- _WRITTEN PROBLEM_
Select the lines that contain "Appirits" and copy each of them.

- _INFORMATION SHOWN_
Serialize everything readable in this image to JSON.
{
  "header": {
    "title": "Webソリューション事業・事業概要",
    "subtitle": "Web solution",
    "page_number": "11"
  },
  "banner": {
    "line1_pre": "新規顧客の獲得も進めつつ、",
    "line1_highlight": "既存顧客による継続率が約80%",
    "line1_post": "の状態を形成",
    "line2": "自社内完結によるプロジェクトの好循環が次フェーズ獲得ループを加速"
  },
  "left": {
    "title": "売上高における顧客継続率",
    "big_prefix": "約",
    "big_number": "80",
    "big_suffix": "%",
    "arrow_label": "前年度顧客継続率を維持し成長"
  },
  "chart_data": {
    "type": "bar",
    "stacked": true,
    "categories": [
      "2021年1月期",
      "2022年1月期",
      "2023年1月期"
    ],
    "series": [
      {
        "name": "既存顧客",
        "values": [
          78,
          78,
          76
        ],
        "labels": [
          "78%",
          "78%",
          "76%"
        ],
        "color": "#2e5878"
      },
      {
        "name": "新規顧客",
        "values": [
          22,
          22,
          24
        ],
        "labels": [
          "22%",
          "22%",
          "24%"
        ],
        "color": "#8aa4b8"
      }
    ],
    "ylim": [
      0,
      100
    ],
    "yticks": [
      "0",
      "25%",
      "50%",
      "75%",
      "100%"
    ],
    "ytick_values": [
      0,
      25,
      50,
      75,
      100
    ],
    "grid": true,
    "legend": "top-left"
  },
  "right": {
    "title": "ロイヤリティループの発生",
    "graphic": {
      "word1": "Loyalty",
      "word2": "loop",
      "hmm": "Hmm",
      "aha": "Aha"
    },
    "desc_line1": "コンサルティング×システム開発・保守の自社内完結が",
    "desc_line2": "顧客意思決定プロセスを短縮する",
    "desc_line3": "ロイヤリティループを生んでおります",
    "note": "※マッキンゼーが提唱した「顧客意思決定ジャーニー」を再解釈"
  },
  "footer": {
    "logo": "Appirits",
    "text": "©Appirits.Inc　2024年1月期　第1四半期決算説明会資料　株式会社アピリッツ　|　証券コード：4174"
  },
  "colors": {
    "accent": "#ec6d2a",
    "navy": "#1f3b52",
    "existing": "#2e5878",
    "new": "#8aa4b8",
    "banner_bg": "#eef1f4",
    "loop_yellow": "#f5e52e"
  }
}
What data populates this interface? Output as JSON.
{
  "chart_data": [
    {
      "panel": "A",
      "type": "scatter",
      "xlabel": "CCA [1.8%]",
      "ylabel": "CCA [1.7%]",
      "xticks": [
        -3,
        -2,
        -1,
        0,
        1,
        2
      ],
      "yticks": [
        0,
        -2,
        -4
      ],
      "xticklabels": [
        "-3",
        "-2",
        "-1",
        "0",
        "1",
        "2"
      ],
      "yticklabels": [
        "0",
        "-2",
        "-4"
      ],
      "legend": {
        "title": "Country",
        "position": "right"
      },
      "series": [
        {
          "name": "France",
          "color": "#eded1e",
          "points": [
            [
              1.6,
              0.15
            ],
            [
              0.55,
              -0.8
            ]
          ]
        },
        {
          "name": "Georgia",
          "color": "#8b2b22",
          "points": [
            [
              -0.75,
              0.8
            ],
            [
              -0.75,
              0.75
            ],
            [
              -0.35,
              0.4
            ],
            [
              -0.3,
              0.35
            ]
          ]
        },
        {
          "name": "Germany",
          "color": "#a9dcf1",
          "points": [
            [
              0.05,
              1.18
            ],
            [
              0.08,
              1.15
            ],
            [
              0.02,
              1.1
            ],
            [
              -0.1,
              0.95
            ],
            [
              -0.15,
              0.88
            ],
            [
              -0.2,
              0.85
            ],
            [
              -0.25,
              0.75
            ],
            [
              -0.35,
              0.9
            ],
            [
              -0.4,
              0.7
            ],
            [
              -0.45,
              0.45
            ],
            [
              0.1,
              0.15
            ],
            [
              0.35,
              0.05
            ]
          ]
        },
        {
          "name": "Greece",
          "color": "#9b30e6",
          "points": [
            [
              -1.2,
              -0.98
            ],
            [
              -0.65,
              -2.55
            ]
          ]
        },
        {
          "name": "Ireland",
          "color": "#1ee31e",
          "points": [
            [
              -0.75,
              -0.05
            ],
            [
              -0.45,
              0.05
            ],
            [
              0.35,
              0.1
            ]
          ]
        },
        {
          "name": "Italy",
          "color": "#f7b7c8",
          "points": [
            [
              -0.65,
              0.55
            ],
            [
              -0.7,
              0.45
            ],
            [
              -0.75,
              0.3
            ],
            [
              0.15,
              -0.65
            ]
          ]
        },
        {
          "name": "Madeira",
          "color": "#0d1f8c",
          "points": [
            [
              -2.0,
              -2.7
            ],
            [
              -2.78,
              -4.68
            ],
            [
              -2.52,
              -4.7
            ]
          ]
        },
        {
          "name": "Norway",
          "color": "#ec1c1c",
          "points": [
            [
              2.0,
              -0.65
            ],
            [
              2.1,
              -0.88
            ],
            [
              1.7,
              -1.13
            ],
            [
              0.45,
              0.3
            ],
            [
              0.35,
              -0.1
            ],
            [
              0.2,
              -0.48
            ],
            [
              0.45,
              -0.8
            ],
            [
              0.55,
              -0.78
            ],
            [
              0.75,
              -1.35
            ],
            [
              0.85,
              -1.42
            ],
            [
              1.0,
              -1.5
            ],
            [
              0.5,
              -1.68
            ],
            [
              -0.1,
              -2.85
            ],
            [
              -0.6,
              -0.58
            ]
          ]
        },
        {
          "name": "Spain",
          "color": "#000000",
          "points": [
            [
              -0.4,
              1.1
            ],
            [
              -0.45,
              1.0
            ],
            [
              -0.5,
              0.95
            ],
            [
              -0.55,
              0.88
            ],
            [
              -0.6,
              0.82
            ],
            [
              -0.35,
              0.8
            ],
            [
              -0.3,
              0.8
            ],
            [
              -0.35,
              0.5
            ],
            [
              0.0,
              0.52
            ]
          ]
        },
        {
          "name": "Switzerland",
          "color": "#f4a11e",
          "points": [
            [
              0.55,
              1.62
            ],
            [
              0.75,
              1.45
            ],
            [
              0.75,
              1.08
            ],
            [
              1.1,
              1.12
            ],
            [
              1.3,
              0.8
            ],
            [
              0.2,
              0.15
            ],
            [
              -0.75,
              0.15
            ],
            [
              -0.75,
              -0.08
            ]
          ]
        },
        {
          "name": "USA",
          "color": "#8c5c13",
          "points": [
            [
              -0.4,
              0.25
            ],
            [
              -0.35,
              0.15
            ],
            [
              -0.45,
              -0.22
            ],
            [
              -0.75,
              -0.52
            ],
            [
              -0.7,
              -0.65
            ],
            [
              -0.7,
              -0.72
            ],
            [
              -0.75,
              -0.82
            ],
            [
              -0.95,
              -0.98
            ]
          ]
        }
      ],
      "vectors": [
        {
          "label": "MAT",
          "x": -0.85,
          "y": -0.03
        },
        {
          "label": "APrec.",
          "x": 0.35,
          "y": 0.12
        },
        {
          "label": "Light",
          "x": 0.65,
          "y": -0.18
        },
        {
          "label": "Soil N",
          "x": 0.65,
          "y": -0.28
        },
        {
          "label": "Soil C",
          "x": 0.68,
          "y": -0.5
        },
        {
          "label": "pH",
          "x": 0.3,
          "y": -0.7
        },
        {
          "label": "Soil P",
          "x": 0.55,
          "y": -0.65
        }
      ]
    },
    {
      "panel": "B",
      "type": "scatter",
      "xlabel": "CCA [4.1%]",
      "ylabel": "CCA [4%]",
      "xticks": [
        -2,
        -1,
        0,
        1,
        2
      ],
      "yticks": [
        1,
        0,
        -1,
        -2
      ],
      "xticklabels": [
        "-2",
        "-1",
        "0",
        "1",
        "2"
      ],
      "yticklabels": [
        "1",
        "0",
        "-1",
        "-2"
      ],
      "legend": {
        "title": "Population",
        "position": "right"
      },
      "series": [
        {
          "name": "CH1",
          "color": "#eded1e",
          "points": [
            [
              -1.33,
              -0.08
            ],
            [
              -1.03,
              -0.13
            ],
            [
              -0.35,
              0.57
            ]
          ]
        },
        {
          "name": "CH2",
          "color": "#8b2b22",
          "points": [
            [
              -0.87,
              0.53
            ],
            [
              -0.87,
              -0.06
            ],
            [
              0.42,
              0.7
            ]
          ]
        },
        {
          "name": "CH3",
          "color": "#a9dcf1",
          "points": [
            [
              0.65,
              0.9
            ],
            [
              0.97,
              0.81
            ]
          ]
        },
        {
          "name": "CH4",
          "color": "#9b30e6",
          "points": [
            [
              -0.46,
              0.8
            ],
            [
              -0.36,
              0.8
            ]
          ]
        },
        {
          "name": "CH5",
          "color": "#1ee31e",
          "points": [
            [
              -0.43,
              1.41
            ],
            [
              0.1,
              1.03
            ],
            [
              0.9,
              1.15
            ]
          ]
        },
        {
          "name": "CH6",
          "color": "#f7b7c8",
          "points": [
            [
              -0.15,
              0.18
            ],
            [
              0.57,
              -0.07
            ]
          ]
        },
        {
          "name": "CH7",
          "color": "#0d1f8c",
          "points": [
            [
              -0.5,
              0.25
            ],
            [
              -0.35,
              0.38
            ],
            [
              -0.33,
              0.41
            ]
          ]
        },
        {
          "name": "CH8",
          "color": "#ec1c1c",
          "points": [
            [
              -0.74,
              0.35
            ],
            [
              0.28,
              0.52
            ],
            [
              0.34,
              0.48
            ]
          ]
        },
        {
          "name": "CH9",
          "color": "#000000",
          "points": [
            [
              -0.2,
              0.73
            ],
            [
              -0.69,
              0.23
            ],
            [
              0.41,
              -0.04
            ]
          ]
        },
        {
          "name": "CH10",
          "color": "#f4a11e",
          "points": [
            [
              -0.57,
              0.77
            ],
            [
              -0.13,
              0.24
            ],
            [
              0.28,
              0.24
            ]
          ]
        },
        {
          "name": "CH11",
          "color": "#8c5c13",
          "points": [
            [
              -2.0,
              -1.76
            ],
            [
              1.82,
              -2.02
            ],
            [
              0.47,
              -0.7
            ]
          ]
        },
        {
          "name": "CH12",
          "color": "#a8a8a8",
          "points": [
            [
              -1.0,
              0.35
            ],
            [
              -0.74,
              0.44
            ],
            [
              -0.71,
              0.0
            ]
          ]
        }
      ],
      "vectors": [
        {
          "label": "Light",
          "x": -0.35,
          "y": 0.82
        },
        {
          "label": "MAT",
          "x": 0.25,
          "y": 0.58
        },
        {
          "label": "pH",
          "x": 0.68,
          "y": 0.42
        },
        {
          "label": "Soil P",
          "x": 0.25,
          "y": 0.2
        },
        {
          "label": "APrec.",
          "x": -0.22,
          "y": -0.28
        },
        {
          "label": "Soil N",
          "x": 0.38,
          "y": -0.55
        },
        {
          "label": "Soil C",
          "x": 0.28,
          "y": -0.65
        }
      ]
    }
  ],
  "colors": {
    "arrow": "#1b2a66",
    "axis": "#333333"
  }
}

- _WRITTEN SOLUTION_
    "logo": "Appirits",
    "text": "©Appirits.Inc　2024年1月期　第1四半期決算説明会資料　株式会社アピリッツ　|　証券コード：4174"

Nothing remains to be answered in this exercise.